-- Start --

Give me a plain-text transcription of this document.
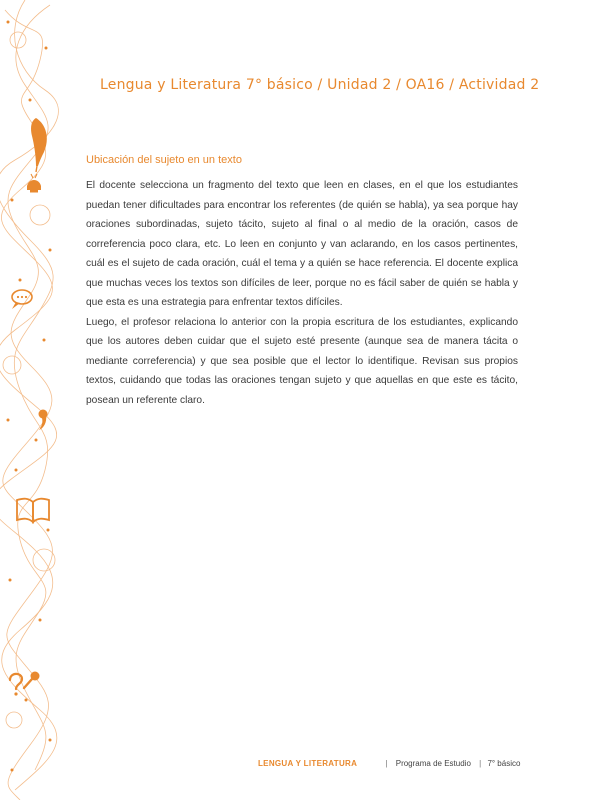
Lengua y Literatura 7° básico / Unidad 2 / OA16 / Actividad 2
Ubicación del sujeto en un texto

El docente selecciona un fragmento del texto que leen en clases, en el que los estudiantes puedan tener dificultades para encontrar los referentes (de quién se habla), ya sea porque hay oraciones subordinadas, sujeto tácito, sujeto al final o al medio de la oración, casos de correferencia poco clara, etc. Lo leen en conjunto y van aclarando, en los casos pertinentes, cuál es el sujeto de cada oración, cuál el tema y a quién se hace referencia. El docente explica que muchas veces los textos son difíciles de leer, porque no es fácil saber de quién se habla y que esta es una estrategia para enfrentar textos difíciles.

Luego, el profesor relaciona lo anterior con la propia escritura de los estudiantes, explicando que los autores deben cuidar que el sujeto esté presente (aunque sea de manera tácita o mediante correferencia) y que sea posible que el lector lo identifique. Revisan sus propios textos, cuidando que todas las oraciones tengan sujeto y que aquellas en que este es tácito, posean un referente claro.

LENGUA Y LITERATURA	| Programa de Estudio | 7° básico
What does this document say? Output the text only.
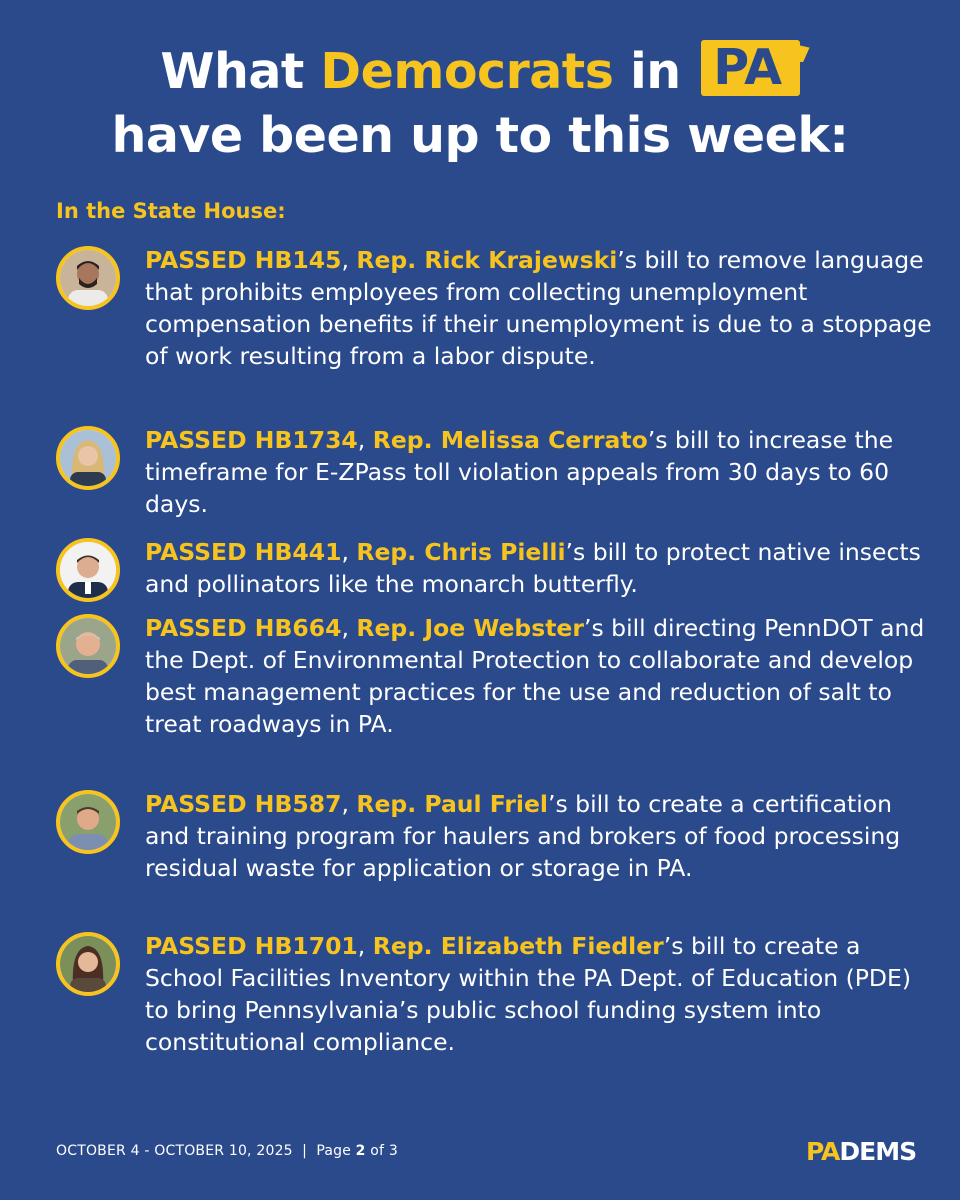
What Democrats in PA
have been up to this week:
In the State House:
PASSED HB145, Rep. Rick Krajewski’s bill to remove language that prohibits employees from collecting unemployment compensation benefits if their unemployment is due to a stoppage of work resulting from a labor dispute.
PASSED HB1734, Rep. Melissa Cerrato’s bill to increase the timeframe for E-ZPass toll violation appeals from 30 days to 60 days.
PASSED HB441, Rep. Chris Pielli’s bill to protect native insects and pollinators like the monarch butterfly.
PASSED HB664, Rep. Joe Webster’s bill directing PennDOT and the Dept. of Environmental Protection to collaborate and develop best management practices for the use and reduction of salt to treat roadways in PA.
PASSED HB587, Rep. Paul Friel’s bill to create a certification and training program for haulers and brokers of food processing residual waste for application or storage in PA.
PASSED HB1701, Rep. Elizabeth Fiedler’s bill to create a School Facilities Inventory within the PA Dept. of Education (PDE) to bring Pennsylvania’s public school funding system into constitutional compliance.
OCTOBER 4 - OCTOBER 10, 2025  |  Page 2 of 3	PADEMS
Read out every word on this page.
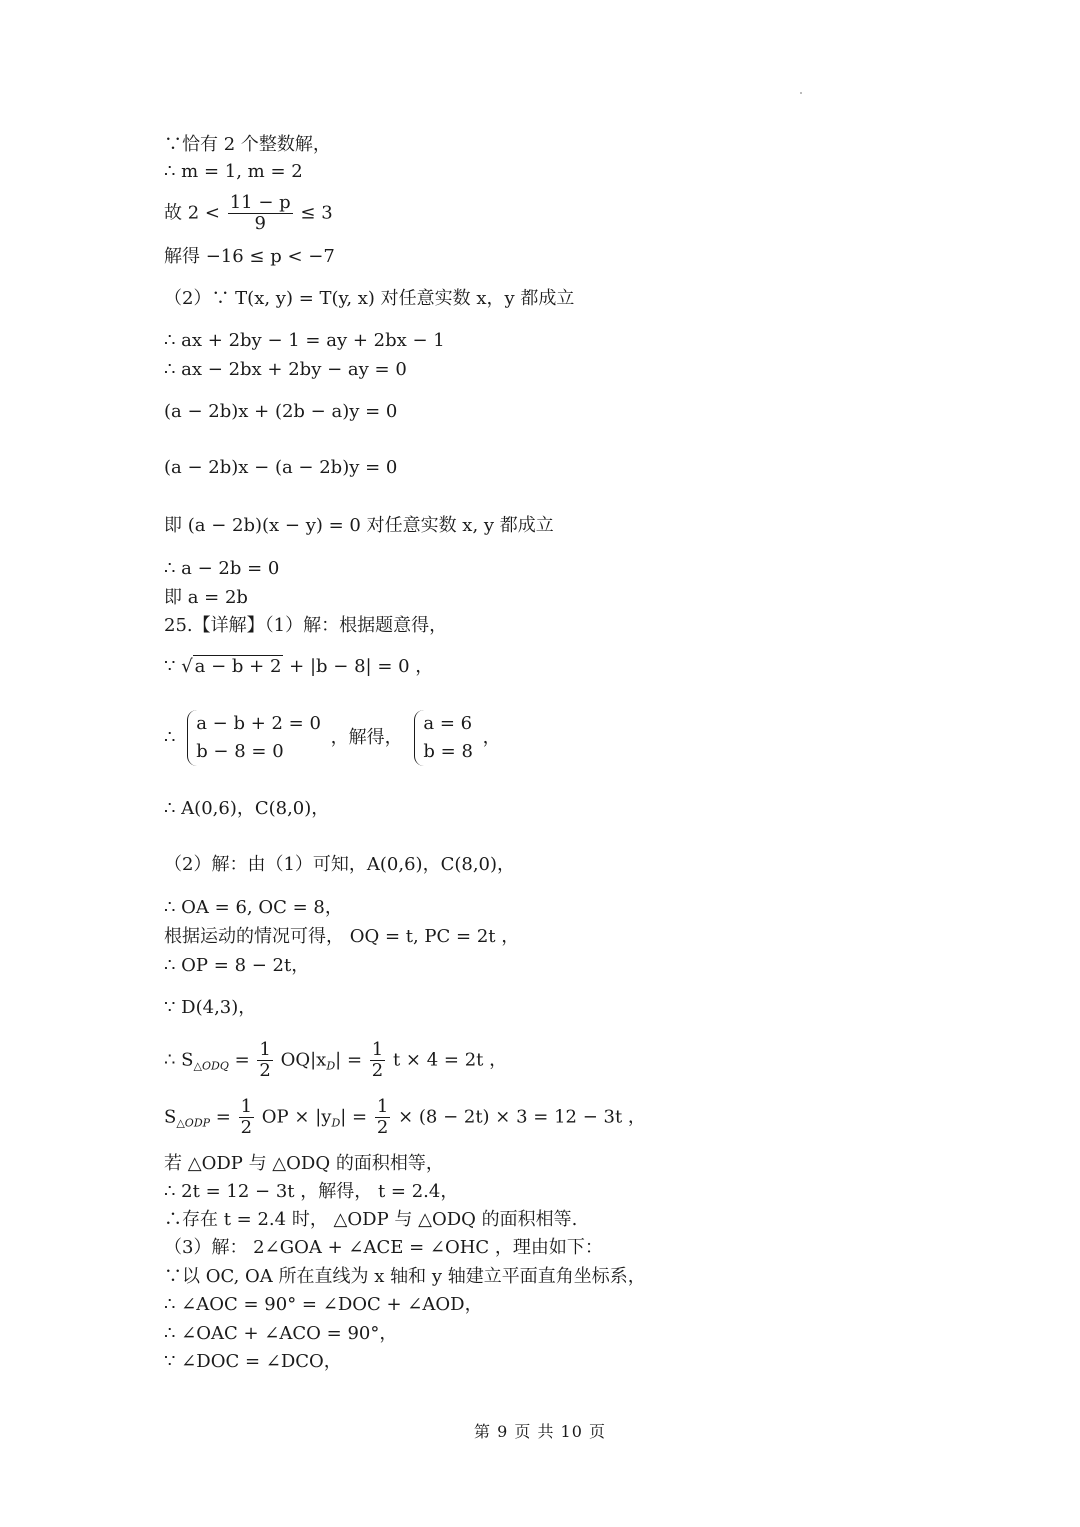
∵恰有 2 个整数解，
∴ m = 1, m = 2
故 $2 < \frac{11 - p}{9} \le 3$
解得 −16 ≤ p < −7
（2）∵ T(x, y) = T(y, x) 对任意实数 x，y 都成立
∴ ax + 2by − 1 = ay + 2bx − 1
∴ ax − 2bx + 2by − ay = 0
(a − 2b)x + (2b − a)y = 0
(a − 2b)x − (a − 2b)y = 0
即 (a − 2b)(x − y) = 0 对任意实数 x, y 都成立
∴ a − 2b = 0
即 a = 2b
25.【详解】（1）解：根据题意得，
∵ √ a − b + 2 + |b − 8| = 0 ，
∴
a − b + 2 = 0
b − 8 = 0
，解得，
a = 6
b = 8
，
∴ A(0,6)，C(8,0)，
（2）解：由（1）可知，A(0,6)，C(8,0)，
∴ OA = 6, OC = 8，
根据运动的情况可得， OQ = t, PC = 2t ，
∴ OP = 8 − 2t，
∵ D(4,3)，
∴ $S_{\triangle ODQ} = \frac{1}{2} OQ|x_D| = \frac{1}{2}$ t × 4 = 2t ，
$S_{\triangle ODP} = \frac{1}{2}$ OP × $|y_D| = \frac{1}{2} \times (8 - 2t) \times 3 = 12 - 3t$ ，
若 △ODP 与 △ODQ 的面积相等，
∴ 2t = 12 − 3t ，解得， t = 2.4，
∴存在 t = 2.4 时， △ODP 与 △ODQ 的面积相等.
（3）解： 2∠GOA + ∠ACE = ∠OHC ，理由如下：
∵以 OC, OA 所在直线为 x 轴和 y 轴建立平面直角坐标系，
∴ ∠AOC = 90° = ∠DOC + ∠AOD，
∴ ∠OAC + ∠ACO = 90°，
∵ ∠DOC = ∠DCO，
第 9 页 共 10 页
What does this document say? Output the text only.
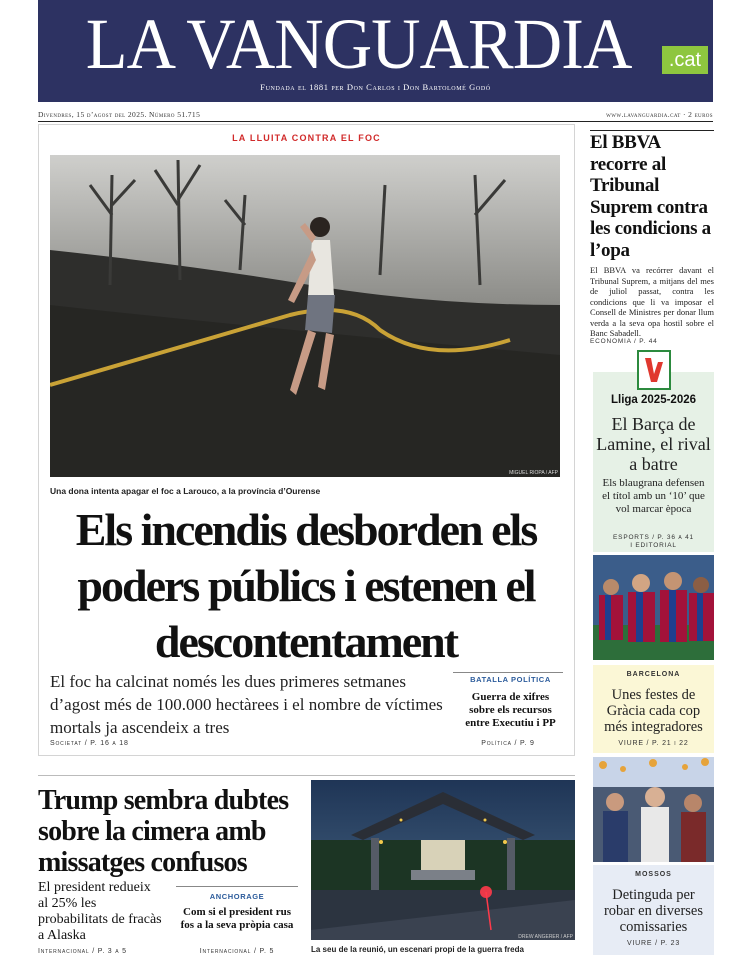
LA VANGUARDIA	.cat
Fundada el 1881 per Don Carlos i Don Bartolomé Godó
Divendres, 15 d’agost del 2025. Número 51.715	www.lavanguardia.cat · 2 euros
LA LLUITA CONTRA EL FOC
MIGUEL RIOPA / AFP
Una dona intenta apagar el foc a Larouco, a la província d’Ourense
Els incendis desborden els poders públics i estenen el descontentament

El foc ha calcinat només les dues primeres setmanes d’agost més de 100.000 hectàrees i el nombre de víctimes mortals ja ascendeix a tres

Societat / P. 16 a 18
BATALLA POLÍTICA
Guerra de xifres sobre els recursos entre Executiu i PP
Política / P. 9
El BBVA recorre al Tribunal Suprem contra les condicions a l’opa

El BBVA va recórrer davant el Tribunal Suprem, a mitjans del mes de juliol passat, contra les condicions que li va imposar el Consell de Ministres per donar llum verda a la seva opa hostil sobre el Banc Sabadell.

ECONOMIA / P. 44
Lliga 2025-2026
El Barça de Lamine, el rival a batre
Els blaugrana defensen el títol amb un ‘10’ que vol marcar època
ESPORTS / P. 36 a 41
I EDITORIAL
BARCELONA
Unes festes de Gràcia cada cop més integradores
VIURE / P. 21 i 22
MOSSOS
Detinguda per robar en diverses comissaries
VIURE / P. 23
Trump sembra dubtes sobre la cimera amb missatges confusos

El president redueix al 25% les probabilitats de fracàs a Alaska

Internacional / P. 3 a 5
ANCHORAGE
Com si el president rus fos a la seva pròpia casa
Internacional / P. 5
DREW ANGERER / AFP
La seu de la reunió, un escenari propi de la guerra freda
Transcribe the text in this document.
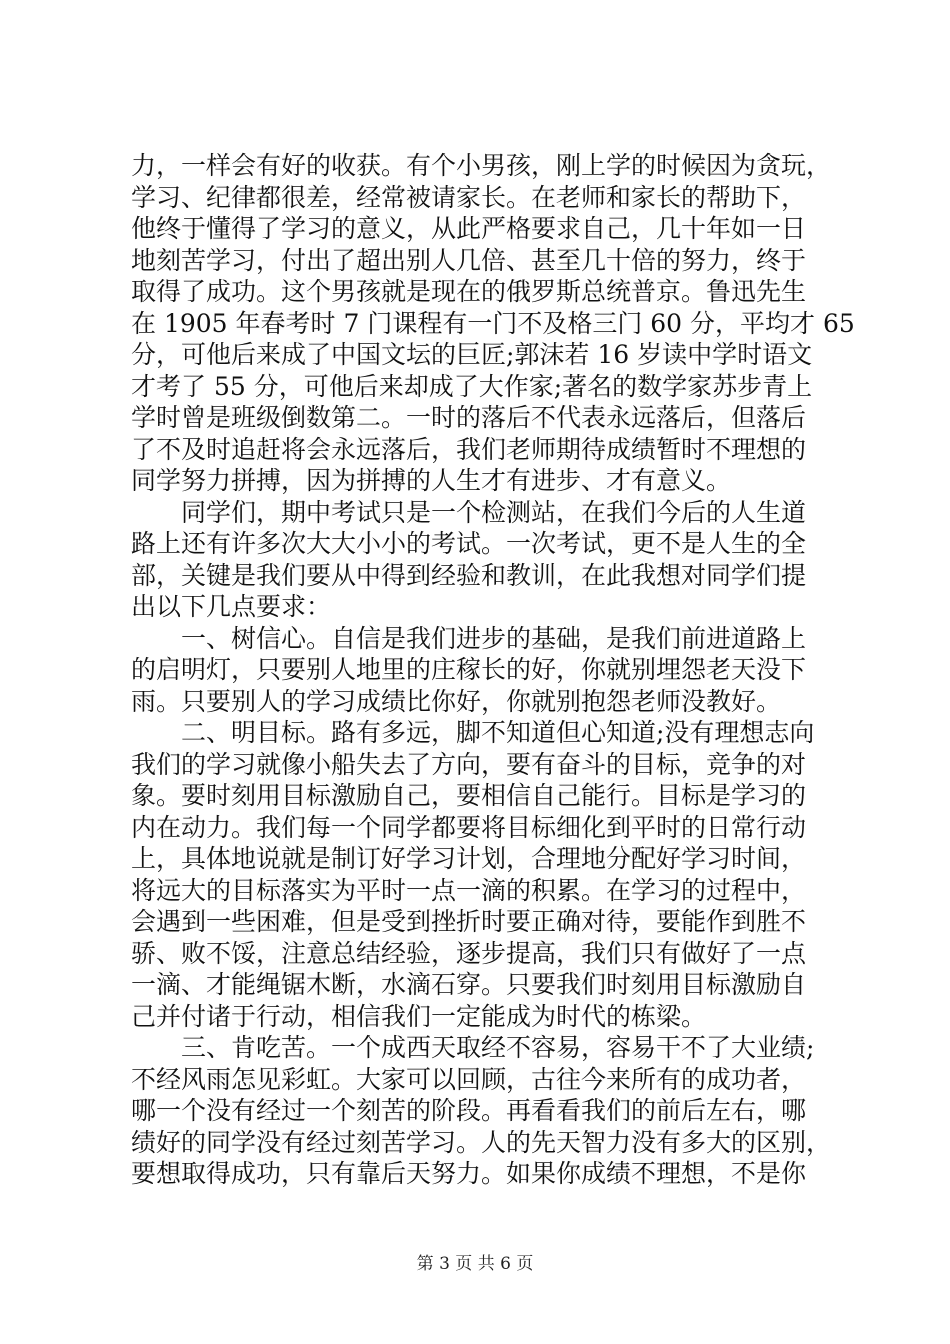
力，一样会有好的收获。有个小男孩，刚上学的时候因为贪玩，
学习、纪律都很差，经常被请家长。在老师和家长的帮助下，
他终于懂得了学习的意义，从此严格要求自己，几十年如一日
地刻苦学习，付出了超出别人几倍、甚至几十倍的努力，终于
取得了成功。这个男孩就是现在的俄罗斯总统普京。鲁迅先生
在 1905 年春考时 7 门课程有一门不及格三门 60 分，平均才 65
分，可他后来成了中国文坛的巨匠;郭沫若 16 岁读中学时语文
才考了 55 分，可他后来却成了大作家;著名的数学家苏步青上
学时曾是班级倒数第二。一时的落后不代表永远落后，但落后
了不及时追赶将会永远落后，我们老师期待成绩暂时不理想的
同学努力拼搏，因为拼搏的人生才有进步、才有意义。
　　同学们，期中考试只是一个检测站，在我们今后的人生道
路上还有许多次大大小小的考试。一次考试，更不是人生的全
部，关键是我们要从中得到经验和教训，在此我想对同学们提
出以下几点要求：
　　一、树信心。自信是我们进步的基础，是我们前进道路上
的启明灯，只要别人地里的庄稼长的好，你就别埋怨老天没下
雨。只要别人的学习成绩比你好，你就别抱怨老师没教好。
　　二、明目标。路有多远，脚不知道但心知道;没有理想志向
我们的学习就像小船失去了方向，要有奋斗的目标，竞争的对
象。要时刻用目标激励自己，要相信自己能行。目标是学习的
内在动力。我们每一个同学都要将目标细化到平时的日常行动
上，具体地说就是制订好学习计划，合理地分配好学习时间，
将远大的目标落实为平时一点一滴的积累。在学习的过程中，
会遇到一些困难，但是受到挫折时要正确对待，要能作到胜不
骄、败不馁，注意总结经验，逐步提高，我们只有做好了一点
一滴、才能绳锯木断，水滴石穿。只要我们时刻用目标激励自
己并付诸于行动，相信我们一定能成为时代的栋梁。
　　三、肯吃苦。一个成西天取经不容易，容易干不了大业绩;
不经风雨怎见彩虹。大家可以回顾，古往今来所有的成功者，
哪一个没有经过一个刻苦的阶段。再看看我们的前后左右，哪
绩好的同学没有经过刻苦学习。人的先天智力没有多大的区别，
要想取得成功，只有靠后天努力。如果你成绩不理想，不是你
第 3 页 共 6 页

-- End --

◆ **What you are asked to do**:
Copy all lines above containing the string "triangle".

◆ **Response to the task**:
∴ $S_{\triangle ODQ} = \frac{1}{2} OQ|x_D| = \frac{1}{2}$ t × 4 = 2t ，
$S_{\triangle ODP} = \frac{1}{2}$ OP × $|y_D| = \frac{1}{2} \times (8 - 2t) \times 3 = 12 - 3t$ ，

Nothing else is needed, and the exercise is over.